**What the task asks:** Show every line that has the string "ffffff" in it.
------------------------
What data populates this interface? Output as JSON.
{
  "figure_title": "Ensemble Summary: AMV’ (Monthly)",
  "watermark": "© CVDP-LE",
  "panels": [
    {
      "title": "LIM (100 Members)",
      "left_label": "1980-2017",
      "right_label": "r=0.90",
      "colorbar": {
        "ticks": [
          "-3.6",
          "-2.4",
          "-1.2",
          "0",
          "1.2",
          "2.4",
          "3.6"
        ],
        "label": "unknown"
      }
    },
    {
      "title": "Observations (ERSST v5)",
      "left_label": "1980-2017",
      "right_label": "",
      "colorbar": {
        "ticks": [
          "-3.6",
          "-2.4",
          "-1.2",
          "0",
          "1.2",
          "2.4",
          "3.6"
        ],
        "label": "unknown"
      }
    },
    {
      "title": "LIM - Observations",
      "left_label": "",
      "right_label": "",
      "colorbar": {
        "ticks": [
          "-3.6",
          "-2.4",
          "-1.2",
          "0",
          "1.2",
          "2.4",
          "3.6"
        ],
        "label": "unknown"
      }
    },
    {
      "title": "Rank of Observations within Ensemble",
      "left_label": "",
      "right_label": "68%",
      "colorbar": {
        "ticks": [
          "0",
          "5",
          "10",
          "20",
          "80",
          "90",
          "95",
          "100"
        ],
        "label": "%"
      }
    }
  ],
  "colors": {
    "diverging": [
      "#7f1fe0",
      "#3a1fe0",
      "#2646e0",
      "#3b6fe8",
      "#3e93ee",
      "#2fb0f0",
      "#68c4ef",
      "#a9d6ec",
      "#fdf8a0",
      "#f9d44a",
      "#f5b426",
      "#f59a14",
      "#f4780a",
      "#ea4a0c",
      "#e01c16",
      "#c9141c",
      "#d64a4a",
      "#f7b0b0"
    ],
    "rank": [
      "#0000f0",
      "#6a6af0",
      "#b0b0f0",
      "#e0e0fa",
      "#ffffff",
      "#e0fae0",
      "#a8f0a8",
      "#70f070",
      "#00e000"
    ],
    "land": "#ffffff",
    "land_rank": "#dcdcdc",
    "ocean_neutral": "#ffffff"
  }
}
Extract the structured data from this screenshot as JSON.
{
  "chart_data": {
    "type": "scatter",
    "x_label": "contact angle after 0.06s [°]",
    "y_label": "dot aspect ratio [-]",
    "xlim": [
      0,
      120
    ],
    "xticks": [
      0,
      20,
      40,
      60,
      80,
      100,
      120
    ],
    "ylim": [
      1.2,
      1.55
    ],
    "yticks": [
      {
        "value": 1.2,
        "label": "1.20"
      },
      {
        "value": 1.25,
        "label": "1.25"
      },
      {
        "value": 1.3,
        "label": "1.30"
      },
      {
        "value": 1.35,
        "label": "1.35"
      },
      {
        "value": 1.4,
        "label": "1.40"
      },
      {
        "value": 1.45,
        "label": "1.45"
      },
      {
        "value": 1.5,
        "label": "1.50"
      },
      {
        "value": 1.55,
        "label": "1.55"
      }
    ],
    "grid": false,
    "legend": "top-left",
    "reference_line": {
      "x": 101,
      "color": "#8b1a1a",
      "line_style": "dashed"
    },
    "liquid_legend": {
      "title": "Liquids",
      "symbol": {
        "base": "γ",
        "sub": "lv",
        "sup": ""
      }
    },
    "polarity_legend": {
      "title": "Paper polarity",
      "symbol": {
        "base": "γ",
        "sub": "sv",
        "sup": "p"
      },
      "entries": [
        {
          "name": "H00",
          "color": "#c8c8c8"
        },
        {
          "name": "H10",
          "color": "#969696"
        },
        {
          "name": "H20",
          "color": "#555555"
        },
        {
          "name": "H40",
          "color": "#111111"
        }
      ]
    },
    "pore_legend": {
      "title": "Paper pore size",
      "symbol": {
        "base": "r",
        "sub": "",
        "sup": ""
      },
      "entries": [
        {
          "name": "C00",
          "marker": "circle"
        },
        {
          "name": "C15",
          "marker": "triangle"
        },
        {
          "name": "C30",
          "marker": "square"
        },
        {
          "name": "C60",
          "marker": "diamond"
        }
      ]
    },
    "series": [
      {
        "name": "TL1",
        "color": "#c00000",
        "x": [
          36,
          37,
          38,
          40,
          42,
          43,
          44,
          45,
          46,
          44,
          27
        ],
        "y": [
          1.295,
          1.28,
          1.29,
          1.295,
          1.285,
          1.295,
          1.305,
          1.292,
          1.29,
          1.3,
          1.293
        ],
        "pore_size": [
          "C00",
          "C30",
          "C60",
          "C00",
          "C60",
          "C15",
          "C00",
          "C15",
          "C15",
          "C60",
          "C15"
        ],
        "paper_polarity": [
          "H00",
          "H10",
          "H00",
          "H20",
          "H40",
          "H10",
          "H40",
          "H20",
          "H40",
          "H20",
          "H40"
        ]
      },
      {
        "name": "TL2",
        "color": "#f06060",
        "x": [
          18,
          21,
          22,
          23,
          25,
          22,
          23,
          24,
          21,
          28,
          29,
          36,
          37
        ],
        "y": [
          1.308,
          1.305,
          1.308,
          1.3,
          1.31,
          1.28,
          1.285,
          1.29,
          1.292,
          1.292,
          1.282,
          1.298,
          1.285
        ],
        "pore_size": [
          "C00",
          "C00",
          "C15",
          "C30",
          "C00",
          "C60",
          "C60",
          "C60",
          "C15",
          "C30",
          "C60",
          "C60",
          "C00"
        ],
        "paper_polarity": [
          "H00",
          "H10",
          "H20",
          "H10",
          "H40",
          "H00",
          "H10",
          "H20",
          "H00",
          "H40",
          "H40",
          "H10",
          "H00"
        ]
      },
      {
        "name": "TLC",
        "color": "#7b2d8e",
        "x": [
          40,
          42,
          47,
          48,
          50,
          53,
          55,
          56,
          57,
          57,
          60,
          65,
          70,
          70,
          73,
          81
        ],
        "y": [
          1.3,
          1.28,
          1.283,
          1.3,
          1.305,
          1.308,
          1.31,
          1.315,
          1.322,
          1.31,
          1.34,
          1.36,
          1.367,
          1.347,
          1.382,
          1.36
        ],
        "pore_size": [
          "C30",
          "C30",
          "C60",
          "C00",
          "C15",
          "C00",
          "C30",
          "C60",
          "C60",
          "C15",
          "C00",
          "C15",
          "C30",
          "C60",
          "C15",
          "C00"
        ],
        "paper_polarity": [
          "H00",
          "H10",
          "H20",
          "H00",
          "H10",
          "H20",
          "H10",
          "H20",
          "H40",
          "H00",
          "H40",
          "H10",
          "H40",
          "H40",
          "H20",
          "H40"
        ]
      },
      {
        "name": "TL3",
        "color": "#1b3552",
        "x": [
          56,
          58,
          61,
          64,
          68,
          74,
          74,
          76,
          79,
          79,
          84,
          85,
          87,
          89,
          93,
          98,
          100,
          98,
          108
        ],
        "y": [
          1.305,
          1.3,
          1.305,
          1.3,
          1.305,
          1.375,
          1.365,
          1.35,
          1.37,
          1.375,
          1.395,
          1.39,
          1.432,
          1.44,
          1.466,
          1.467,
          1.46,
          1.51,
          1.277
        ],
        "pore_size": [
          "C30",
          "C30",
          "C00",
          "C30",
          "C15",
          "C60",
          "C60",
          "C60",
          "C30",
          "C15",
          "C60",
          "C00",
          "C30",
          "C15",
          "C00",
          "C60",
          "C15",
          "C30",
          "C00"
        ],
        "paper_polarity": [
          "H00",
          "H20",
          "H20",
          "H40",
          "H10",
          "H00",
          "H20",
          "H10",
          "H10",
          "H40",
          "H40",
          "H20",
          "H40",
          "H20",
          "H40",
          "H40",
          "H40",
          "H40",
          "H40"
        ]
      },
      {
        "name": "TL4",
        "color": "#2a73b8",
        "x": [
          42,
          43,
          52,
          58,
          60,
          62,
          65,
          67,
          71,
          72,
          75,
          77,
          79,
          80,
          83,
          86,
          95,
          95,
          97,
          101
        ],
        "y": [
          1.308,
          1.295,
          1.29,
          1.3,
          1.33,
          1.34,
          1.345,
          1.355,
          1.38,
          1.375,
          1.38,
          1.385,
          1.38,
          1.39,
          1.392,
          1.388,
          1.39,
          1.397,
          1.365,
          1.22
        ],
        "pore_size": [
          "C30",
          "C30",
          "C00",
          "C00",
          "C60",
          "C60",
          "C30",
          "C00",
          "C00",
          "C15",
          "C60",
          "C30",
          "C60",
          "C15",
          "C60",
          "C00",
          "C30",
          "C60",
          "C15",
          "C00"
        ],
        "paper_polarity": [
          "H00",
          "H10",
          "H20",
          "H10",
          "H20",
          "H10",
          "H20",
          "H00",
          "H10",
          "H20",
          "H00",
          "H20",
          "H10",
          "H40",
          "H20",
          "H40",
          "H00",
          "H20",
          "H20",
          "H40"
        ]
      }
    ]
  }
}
------------------------
**Final result:**
      "#ffffff",
    "land": "#ffffff",
    "ocean_neutral": "#ffffff"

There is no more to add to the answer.